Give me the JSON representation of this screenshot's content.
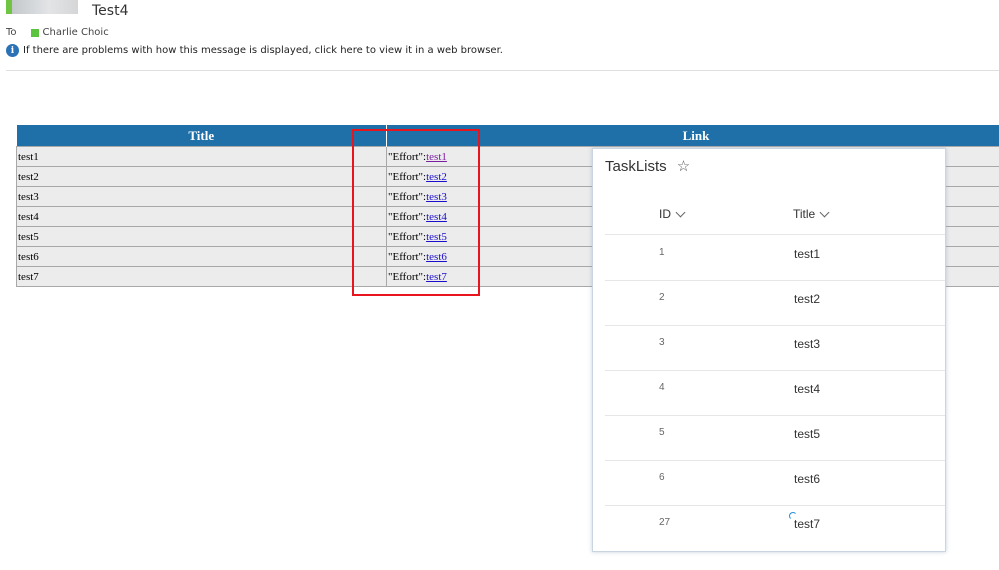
{
  "message": {
    "subject": "Test4",
    "to_label": "To",
    "recipient": "Charlie Choic",
    "info_text": "If there are problems with how this message is displayed, click here to view it in a web browser."
  },
  "mail_table": {
    "headers": [
      "Title",
      "Link"
    ],
    "rows": [
      {
        "title": "test1",
        "prefix": "\"Effort\":",
        "link": "test1"
      },
      {
        "title": "test2",
        "prefix": "\"Effort\":",
        "link": "test2"
      },
      {
        "title": "test3",
        "prefix": "\"Effort\":",
        "link": "test3"
      },
      {
        "title": "test4",
        "prefix": "\"Effort\":",
        "link": "test4"
      },
      {
        "title": "test5",
        "prefix": "\"Effort\":",
        "link": "test5"
      },
      {
        "title": "test6",
        "prefix": "\"Effort\":",
        "link": "test6"
      },
      {
        "title": "test7",
        "prefix": "\"Effort\":",
        "link": "test7"
      }
    ]
  },
  "tasklist": {
    "title": "TaskLists",
    "columns": [
      "ID",
      "Title"
    ],
    "rows": [
      {
        "id": "1",
        "title": "test1"
      },
      {
        "id": "2",
        "title": "test2"
      },
      {
        "id": "3",
        "title": "test3"
      },
      {
        "id": "4",
        "title": "test4"
      },
      {
        "id": "5",
        "title": "test5"
      },
      {
        "id": "6",
        "title": "test6"
      },
      {
        "id": "27",
        "title": "test7"
      }
    ]
  },
  "colors": {
    "table_header": "#1f6fa8",
    "highlight_box": "#e8141e",
    "presence": "#5cc33f",
    "info_icon": "#2a72b5"
  },
  "icons": [
    "info-icon",
    "star-icon",
    "chevron-down-icon",
    "loading-spinner-icon"
  ]
}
=-=-=
_Instruction_
Your task is to set down the records shown above exactly, minus any pictures.

_Problem solution_
Give me the JSON representation of this screenshot's content.
{
  "message": {
    "subject": "Test4",
    "to_label": "To",
    "recipient": "Charlie Choic",
    "info_text": "If there are problems with how this message is displayed, click here to view it in a web browser."
  },
  "mail_table": {
    "headers": [
      "Title",
      "Link"
    ],
    "rows": [
      {
        "title": "test1",
        "prefix": "\"Effort\":",
        "link": "test1"
      },
      {
        "title": "test2",
        "prefix": "\"Effort\":",
        "link": "test2"
      },
      {
        "title": "test3",
        "prefix": "\"Effort\":",
        "link": "test3"
      },
      {
        "title": "test4",
        "prefix": "\"Effort\":",
        "link": "test4"
      },
      {
        "title": "test5",
        "prefix": "\"Effort\":",
        "link": "test5"
      },
      {
        "title": "test6",
        "prefix": "\"Effort\":",
        "link": "test6"
      },
      {
        "title": "test7",
        "prefix": "\"Effort\":",
        "link": "test7"
      }
    ]
  },
  "tasklist": {
    "title": "TaskLists",
    "columns": [
      "ID",
      "Title"
    ],
    "rows": [
      {
        "id": "1",
        "title": "test1"
      },
      {
        "id": "2",
        "title": "test2"
      },
      {
        "id": "3",
        "title": "test3"
      },
      {
        "id": "4",
        "title": "test4"
      },
      {
        "id": "5",
        "title": "test5"
      },
      {
        "id": "6",
        "title": "test6"
      },
      {
        "id": "27",
        "title": "test7"
      }
    ]
  },
  "colors": {
    "table_header": "#1f6fa8",
    "highlight_box": "#e8141e",
    "presence": "#5cc33f",
    "info_icon": "#2a72b5"
  },
  "icons": [
    "info-icon",
    "star-icon",
    "chevron-down-icon",
    "loading-spinner-icon"
  ]
}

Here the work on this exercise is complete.